Collected data entries:
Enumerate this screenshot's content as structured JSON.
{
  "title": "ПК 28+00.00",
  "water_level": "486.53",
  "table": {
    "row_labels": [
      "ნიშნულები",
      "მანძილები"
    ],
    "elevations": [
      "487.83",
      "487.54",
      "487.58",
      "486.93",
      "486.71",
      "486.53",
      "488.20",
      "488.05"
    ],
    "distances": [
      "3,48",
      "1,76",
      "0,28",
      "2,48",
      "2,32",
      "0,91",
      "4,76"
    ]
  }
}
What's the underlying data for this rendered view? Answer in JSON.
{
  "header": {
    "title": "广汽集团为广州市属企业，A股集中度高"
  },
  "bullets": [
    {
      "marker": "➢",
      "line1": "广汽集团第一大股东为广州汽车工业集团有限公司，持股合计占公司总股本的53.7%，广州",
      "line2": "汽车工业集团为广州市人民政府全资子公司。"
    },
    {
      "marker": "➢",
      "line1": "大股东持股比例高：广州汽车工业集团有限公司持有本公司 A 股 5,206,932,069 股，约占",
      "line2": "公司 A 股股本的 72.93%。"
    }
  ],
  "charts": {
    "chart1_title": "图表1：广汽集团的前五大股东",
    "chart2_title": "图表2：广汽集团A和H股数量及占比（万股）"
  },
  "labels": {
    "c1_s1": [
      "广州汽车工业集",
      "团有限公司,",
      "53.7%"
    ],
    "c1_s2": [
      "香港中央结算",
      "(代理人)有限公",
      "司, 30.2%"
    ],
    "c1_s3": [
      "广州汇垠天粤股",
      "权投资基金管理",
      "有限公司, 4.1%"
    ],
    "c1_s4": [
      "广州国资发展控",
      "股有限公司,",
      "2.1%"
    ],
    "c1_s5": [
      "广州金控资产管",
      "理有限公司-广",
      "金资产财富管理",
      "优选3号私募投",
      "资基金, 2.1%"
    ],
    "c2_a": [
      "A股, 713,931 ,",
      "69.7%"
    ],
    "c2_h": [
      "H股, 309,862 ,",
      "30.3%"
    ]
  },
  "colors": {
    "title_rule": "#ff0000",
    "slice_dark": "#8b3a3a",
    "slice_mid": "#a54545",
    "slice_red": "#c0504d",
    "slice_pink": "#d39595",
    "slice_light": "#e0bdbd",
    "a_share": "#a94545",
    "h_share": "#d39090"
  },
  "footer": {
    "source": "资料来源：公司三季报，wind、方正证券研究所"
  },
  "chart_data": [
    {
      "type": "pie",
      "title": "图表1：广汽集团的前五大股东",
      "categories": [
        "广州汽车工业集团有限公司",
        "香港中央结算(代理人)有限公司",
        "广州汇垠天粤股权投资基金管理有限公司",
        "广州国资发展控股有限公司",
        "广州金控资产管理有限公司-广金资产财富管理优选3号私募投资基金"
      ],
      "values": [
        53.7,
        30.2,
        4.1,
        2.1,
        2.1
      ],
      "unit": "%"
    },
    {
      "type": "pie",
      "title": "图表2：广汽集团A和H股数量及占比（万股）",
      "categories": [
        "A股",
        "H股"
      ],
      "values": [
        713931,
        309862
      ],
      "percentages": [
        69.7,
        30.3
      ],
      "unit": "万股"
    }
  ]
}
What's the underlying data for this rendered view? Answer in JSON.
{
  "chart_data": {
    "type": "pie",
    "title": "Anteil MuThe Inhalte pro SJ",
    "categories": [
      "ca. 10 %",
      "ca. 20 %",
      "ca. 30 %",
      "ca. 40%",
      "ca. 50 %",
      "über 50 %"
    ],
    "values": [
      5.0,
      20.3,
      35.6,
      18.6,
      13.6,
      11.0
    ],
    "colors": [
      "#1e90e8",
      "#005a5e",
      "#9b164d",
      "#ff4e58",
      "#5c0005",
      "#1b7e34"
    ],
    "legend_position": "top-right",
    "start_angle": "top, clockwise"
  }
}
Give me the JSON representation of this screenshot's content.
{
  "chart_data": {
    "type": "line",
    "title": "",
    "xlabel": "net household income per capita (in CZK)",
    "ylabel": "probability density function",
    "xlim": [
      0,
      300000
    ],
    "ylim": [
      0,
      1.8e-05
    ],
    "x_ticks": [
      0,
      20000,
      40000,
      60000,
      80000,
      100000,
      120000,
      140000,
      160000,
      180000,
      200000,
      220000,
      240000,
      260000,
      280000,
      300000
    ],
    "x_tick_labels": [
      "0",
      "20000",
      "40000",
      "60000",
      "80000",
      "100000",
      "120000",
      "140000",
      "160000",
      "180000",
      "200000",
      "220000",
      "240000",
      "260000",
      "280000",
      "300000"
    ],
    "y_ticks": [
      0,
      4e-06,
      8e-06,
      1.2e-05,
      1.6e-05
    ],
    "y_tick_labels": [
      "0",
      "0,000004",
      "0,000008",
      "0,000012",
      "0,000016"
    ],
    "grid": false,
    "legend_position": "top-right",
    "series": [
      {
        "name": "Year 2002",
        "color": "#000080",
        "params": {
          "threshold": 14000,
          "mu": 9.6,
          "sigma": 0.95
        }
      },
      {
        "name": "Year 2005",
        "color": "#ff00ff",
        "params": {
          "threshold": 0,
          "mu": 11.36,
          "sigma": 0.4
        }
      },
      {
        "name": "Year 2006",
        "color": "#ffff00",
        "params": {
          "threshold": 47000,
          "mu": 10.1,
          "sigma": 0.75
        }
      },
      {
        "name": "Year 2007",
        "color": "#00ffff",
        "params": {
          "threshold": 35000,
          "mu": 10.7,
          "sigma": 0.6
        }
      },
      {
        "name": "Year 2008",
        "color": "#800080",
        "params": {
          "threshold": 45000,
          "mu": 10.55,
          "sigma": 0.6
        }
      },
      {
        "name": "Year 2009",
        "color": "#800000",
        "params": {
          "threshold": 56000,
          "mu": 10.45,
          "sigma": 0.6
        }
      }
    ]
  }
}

▶ _Written instruction_:
List every line above that contains the word "Year".

▶ _Task solution_:
        "name": "Year 2002",
        "name": "Year 2005",
        "name": "Year 2006",
        "name": "Year 2007",
        "name": "Year 2008",
        "name": "Year 2009",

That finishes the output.